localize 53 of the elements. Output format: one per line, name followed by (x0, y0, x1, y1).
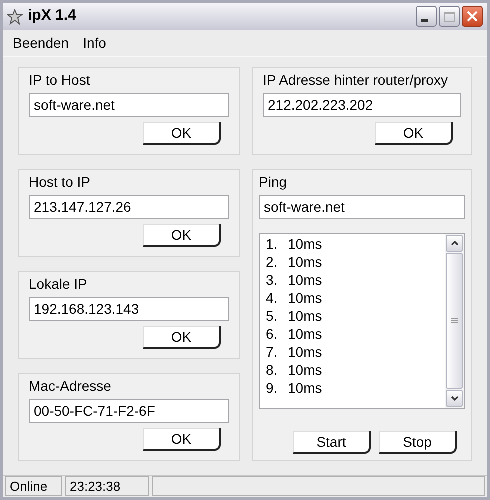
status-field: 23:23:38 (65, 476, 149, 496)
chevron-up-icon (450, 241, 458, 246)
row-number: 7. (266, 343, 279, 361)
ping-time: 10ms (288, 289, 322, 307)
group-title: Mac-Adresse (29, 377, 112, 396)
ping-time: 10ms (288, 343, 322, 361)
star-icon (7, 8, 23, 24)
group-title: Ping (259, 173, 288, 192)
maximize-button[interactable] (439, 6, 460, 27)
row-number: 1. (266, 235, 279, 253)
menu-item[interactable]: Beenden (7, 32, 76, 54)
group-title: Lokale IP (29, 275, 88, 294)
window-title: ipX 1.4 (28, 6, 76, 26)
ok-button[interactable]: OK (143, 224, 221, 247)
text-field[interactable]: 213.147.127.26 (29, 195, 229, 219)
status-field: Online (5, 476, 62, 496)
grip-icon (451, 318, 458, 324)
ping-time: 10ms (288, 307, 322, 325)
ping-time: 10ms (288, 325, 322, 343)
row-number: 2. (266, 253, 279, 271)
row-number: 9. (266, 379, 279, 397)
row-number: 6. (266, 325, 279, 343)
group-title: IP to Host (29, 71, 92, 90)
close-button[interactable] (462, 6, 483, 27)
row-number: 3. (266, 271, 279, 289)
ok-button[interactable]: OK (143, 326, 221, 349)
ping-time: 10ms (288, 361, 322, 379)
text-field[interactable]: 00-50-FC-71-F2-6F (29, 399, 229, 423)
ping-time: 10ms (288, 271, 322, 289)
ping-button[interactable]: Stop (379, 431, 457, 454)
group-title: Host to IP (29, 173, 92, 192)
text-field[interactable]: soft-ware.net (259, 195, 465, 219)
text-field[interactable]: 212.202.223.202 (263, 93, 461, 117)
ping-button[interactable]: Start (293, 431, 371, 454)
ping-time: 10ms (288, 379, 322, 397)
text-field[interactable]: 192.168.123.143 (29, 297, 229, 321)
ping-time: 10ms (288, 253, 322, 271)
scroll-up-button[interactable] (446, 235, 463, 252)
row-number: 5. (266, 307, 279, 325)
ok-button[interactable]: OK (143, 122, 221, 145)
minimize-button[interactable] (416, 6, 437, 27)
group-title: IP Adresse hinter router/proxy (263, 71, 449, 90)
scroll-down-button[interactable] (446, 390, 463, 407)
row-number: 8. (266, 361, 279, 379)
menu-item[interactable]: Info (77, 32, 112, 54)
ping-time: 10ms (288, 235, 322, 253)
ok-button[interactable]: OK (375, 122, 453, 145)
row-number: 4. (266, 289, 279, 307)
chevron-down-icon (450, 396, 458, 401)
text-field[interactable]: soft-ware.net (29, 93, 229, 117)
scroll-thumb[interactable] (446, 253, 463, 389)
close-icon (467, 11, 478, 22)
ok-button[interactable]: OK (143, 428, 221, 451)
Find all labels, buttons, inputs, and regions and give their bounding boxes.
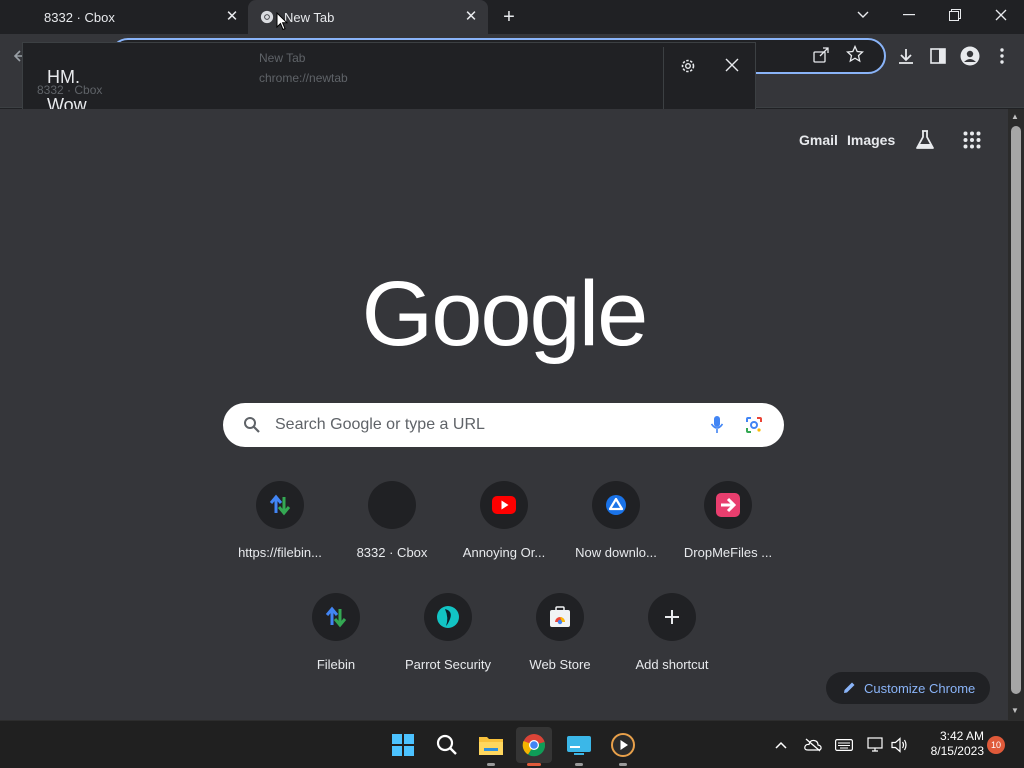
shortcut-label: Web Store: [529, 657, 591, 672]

__________

**Problem details**.
Copy the data above word for word and line for line, but omit the pictures.

**Answer to the exercise**.
localize 53 of the elements. Output format: one per line, name followed by (x0, y0, x1, y1).
status-field: 23:23:38 (65, 476, 149, 496)
chevron-up-icon (450, 241, 458, 246)
row-number: 7. (266, 343, 279, 361)
ping-time: 10ms (288, 289, 322, 307)
group-title: Mac-Adresse (29, 377, 112, 396)
ping-time: 10ms (288, 343, 322, 361)
star-icon (7, 8, 23, 24)
group-title: Ping (259, 173, 288, 192)
maximize-button[interactable] (439, 6, 460, 27)
row-number: 1. (266, 235, 279, 253)
menu-item[interactable]: Beenden (7, 32, 76, 54)
group-title: Lokale IP (29, 275, 88, 294)
window-title: ipX 1.4 (28, 6, 76, 26)
ok-button[interactable]: OK (143, 224, 221, 247)
text-field[interactable]: 213.147.127.26 (29, 195, 229, 219)
status-field: Online (5, 476, 62, 496)
grip-icon (451, 318, 458, 324)
ping-time: 10ms (288, 307, 322, 325)
ping-time: 10ms (288, 325, 322, 343)
row-number: 2. (266, 253, 279, 271)
row-number: 9. (266, 379, 279, 397)
row-number: 6. (266, 325, 279, 343)
group-title: IP to Host (29, 71, 92, 90)
close-button[interactable] (462, 6, 483, 27)
row-number: 3. (266, 271, 279, 289)
ok-button[interactable]: OK (143, 326, 221, 349)
ping-time: 10ms (288, 361, 322, 379)
text-field[interactable]: 00-50-FC-71-F2-6F (29, 399, 229, 423)
ping-time: 10ms (288, 271, 322, 289)
ping-button[interactable]: Stop (379, 431, 457, 454)
group-title: Host to IP (29, 173, 92, 192)
text-field[interactable]: soft-ware.net (259, 195, 465, 219)
text-field[interactable]: 212.202.223.202 (263, 93, 461, 117)
ping-button[interactable]: Start (293, 431, 371, 454)
ping-time: 10ms (288, 379, 322, 397)
text-field[interactable]: 192.168.123.143 (29, 297, 229, 321)
ping-time: 10ms (288, 253, 322, 271)
scroll-up-button[interactable] (446, 235, 463, 252)
row-number: 5. (266, 307, 279, 325)
ok-button[interactable]: OK (143, 122, 221, 145)
minimize-button[interactable] (416, 6, 437, 27)
group-title: IP Adresse hinter router/proxy (263, 71, 449, 90)
scroll-down-button[interactable] (446, 390, 463, 407)
row-number: 8. (266, 361, 279, 379)
menu-item[interactable]: Info (77, 32, 112, 54)
ping-time: 10ms (288, 235, 322, 253)
ok-button[interactable]: OK (375, 122, 453, 145)
row-number: 4. (266, 289, 279, 307)
chevron-down-icon (450, 396, 458, 401)
text-field[interactable]: soft-ware.net (29, 93, 229, 117)
scroll-thumb[interactable] (446, 253, 463, 389)
close-icon (467, 11, 478, 22)
ok-button[interactable]: OK (143, 428, 221, 451)
Find all labels, buttons, inputs, and regions and give their bounding boxes.
shortcut-label: Web Store: [529, 657, 591, 672]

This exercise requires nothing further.